- **Exercise**
Read through the entries below and return each line with the word "JSON".

Stored data:
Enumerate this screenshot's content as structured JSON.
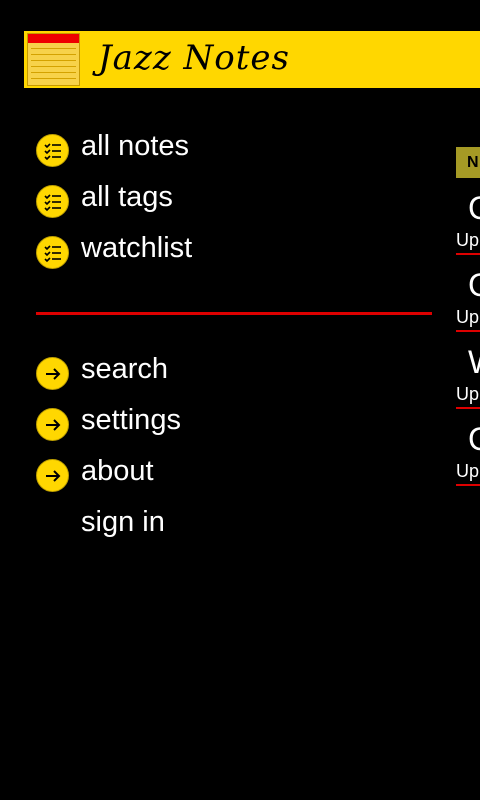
{
  "header": {
    "title": "Jazz Notes",
    "logo_icon": "jazz-notes-logo-icon",
    "logo_text": "JAZZ NOTES",
    "color": "#ffd700"
  },
  "menu": {
    "primary": [
      {
        "label": "all notes",
        "icon": "list-icon"
      },
      {
        "label": "all tags",
        "icon": "list-icon"
      },
      {
        "label": "watchlist",
        "icon": "list-icon"
      }
    ],
    "secondary": [
      {
        "label": "search",
        "icon": "arrow-right-icon"
      },
      {
        "label": "settings",
        "icon": "arrow-right-icon"
      },
      {
        "label": "about",
        "icon": "arrow-right-icon"
      },
      {
        "label": "sign in",
        "icon": ""
      }
    ]
  },
  "divider_color": "#dd0000",
  "right_panel": {
    "badge": "N",
    "items": [
      {
        "title": "C",
        "subtitle": "Up"
      },
      {
        "title": "C",
        "subtitle": "Up"
      },
      {
        "title": "W",
        "subtitle": "Up"
      },
      {
        "title": "C",
        "subtitle": "Up"
      }
    ]
  }
}
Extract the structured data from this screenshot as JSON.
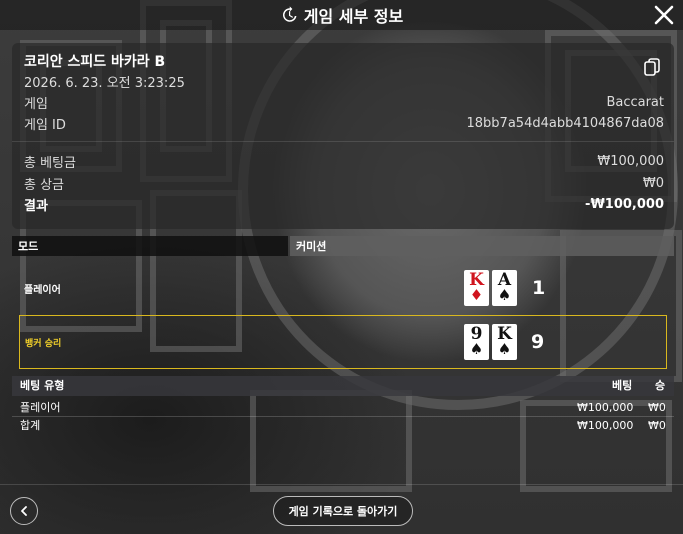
{
  "header": {
    "title": "게임 세부 정보",
    "icons": {
      "history": "history-icon",
      "close": "close-icon"
    }
  },
  "game": {
    "name": "코리안 스피드 바카라 B",
    "datetime": "2026. 6. 23. 오전 3:23:25",
    "game_label": "게임",
    "game_value": "Baccarat",
    "id_label": "게임 ID",
    "id_value": "18bb7a54d4abb4104867da08"
  },
  "summary": {
    "total_bet_label": "총 베팅금",
    "total_bet_value": "₩100,000",
    "total_win_label": "총 상금",
    "total_win_value": "₩0",
    "result_label": "결과",
    "result_value": "-₩100,000"
  },
  "mode_table": {
    "mode_label": "모드",
    "commission_label": "커미션"
  },
  "hands": {
    "player": {
      "label": "플레이어",
      "cards": [
        {
          "rank": "K",
          "suit": "♦",
          "color": "#d0141e"
        },
        {
          "rank": "A",
          "suit": "♠",
          "color": "#111111"
        }
      ],
      "score": "1"
    },
    "banker": {
      "label": "뱅커 승리",
      "label_color": "#f2d12a",
      "cards": [
        {
          "rank": "9",
          "suit": "♠",
          "color": "#111111"
        },
        {
          "rank": "K",
          "suit": "♠",
          "color": "#111111"
        }
      ],
      "score": "9"
    }
  },
  "bets": {
    "headers": {
      "type": "베팅 유형",
      "bet": "베팅",
      "win": "승"
    },
    "rows": [
      {
        "type": "플레이어",
        "bet": "₩100,000",
        "win": "₩0"
      }
    ],
    "total": {
      "type": "합계",
      "bet": "₩100,000",
      "win": "₩0"
    }
  },
  "footer": {
    "back_icon": "chevron-left-icon",
    "history_button": "게임 기록으로 돌아가기"
  },
  "colors": {
    "winner_border": "#d9b81e",
    "text": "#e8e8e8"
  }
}
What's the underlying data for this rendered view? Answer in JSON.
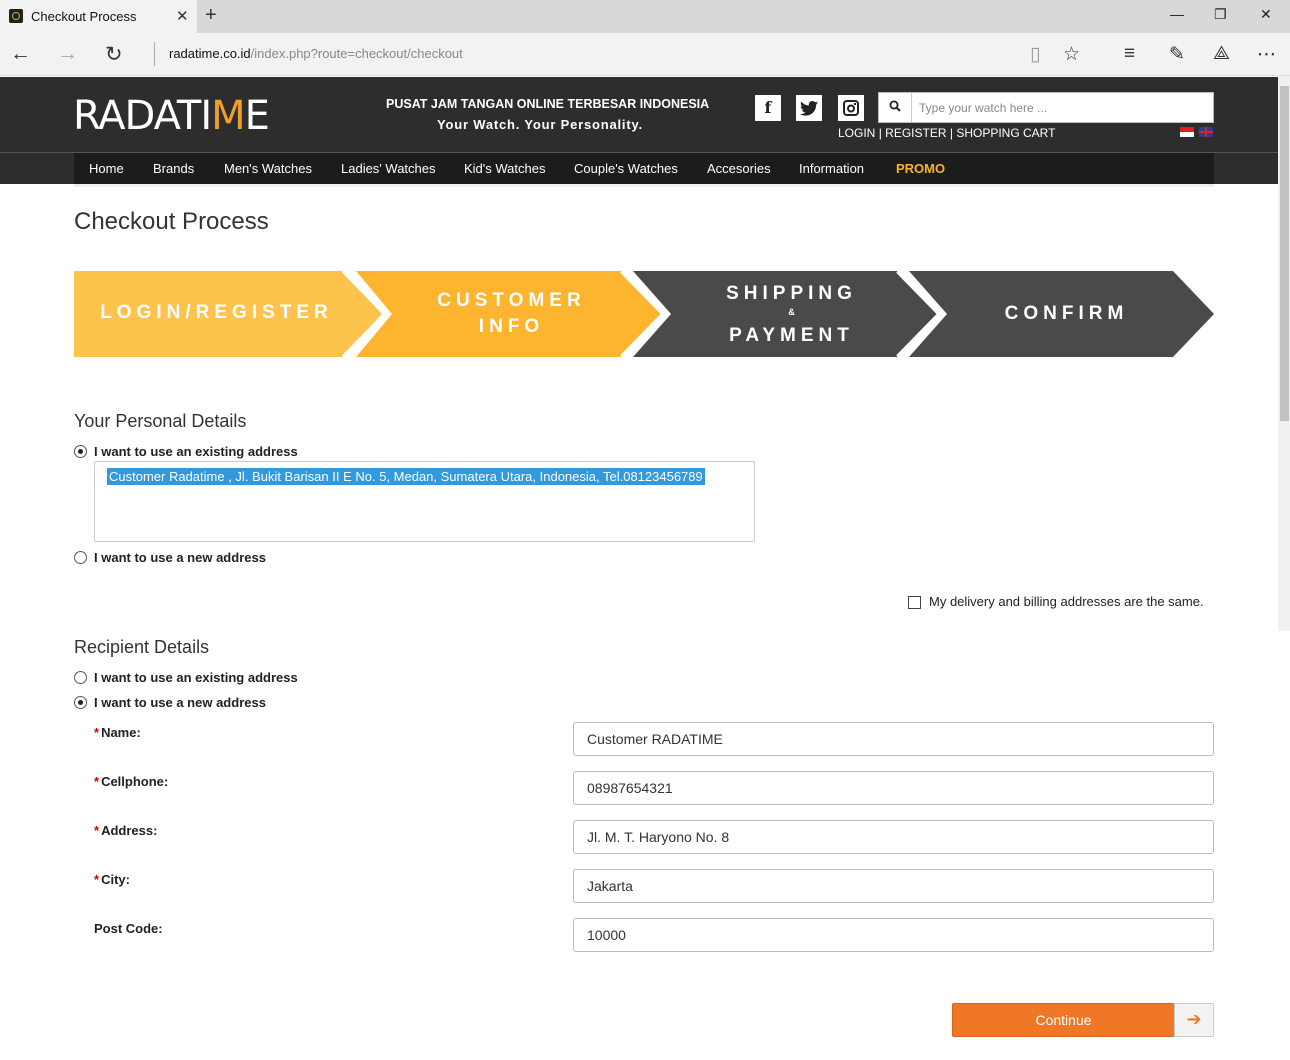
{
  "browser": {
    "tab_title": "Checkout Process",
    "tab_close": "✕",
    "new_tab": "+",
    "url_domain": "radatime.co.id",
    "url_rest": "/index.php?route=checkout/checkout",
    "minimize": "—",
    "restore": "❐",
    "close": "✕"
  },
  "header": {
    "logo_text_a": "RADATI",
    "logo_text_m": "M",
    "logo_text_e": "E",
    "tagline_1": "PUSAT JAM TANGAN ONLINE TERBESAR INDONESIA",
    "tagline_2": "Your Watch. Your Personality.",
    "search_placeholder": "Type your watch here ...",
    "links": {
      "login": "LOGIN",
      "register": "REGISTER",
      "cart": "SHOPPING CART",
      "sep": "|"
    },
    "social": {
      "facebook": "f",
      "twitter": "t",
      "instagram": "◙"
    }
  },
  "nav": {
    "items": [
      "Home",
      "Brands",
      "Men's Watches",
      "Ladies' Watches",
      "Kid's Watches",
      "Couple's Watches",
      "Accesories",
      "Information"
    ],
    "promo": "PROMO"
  },
  "page_title": "Checkout Process",
  "steps": {
    "step1": "LOGIN/REGISTER",
    "step2_line1": "CUSTOMER",
    "step2_line2": "INFO",
    "step3_line1": "SHIPPING",
    "step3_amp": "&",
    "step3_line2": "PAYMENT",
    "step4": "CONFIRM",
    "colors": {
      "active": "#fdb530",
      "active_light": "#fdc34d",
      "inactive": "#4a4a4a"
    }
  },
  "personal": {
    "title": "Your Personal Details",
    "existing_label": "I want to use an existing address",
    "existing_checked": true,
    "selected_address": "Customer Radatime , Jl. Bukit Barisan II E No. 5, Medan, Sumatera Utara, Indonesia, Tel.08123456789",
    "new_label": "I want to use a new address",
    "same_address_label": "My delivery and billing addresses are the same."
  },
  "recipient": {
    "title": "Recipient Details",
    "existing_label": "I want to use an existing address",
    "new_label": "I want to use a new address",
    "new_checked": true,
    "required_mark": "*",
    "fields": {
      "name_label": "Name:",
      "name_value": "Customer RADATIME",
      "cellphone_label": "Cellphone:",
      "cellphone_value": "08987654321",
      "address_label": "Address:",
      "address_value": "Jl. M. T. Haryono No. 8",
      "city_label": "City:",
      "city_value": "Jakarta",
      "postcode_label": "Post Code:",
      "postcode_value": "10000"
    }
  },
  "continue_label": "Continue",
  "continue_arrow": "➔"
}
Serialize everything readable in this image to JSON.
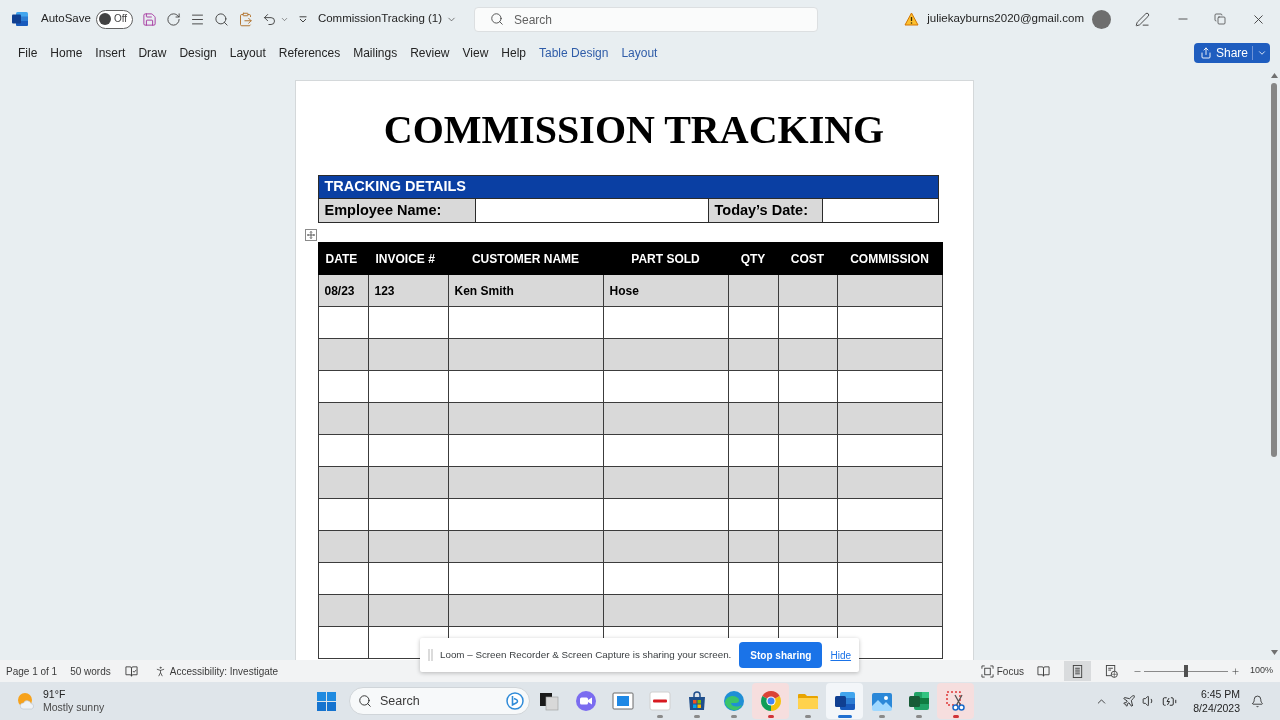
{
  "title_bar": {
    "autosave_label": "AutoSave",
    "autosave": {
      "on": false,
      "label": "Off"
    },
    "document_title": "CommissionTracking (1)",
    "search": {
      "placeholder": "Search"
    },
    "account": "juliekayburns2020@gmail.com"
  },
  "ribbon_tabs": [
    {
      "label": "File",
      "contextual": false
    },
    {
      "label": "Home",
      "contextual": false
    },
    {
      "label": "Insert",
      "contextual": false
    },
    {
      "label": "Draw",
      "contextual": false
    },
    {
      "label": "Design",
      "contextual": false
    },
    {
      "label": "Layout",
      "contextual": false
    },
    {
      "label": "References",
      "contextual": false
    },
    {
      "label": "Mailings",
      "contextual": false
    },
    {
      "label": "Review",
      "contextual": false
    },
    {
      "label": "View",
      "contextual": false
    },
    {
      "label": "Help",
      "contextual": false
    },
    {
      "label": "Table Design",
      "contextual": true
    },
    {
      "label": "Layout",
      "contextual": true
    }
  ],
  "share_button": {
    "label": "Share"
  },
  "document": {
    "title": "COMMISSION TRACKING",
    "details": {
      "heading": "TRACKING DETAILS",
      "fields": [
        {
          "label": "Employee Name:"
        },
        {
          "label": "Today’s Date:"
        }
      ]
    },
    "table": {
      "columns": [
        "DATE",
        "INVOICE #",
        "CUSTOMER NAME",
        "PART SOLD",
        "QTY",
        "COST",
        "COMMISSION"
      ],
      "rows": [
        {
          "cells": [
            "08/23",
            "123",
            "Ken Smith",
            "Hose"
          ]
        }
      ]
    }
  },
  "sharing_banner": {
    "message": "Loom – Screen Recorder & Screen Capture is sharing your screen.",
    "stop_button": "Stop sharing",
    "hide_link": "Hide"
  },
  "status_bar": {
    "page": "Page 1 of 1",
    "words": "50 words",
    "accessibility": "Accessibility: Investigate",
    "focus": "Focus",
    "views": [
      {
        "kind": "read",
        "selected": false
      },
      {
        "kind": "print",
        "selected": true
      },
      {
        "kind": "web",
        "selected": false
      }
    ],
    "zoom": {
      "level": 0.5,
      "reading": "100%"
    }
  },
  "taskbar": {
    "weather": {
      "temperature": "91°F",
      "condition": "Mostly sunny"
    },
    "search": {
      "placeholder": "Search"
    },
    "apps": [
      {
        "kind": "task-view",
        "running": false,
        "selected": false,
        "alert": false
      },
      {
        "kind": "video-chat",
        "running": false,
        "selected": false,
        "alert": false
      },
      {
        "kind": "window",
        "running": false,
        "selected": false,
        "alert": false
      },
      {
        "kind": "logo-tile",
        "running": true,
        "selected": false,
        "alert": false
      },
      {
        "kind": "store",
        "running": true,
        "selected": false,
        "alert": false
      },
      {
        "kind": "swirl-browser",
        "running": true,
        "selected": false,
        "alert": false
      },
      {
        "kind": "ring-browser",
        "running": true,
        "selected": false,
        "alert": true
      },
      {
        "kind": "folder",
        "running": true,
        "selected": false,
        "alert": false
      },
      {
        "kind": "document",
        "running": true,
        "selected": true,
        "alert": false
      },
      {
        "kind": "photos",
        "running": true,
        "selected": false,
        "alert": false
      },
      {
        "kind": "spreadsheet",
        "running": true,
        "selected": false,
        "alert": false
      },
      {
        "kind": "snipping",
        "running": true,
        "selected": false,
        "alert": true
      }
    ],
    "clock": {
      "time": "6:45 PM",
      "date": "8/24/2023"
    }
  }
}
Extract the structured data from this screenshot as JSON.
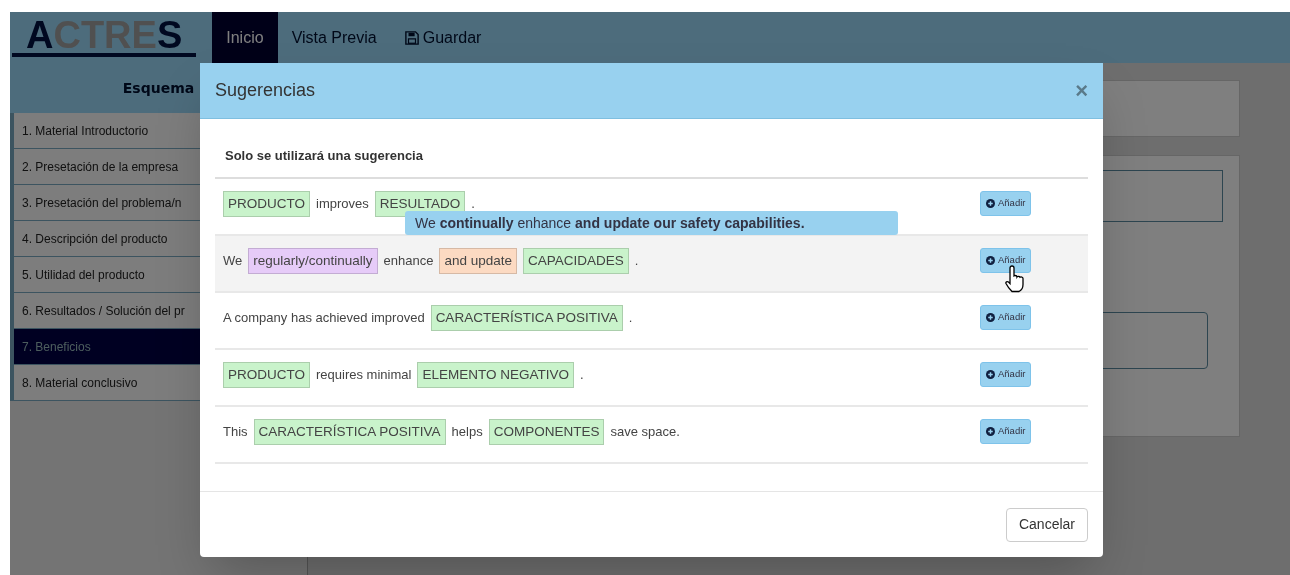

- **Solution below**
Enumerate this screenshot's content as structured JSON.
Extract the structured data from this screenshot as JSON.
What's the underlying data for this rendered view? Answer in JSON.
Serialize everything readable in this image to JSON.
Extract the structured data from this screenshot as JSON.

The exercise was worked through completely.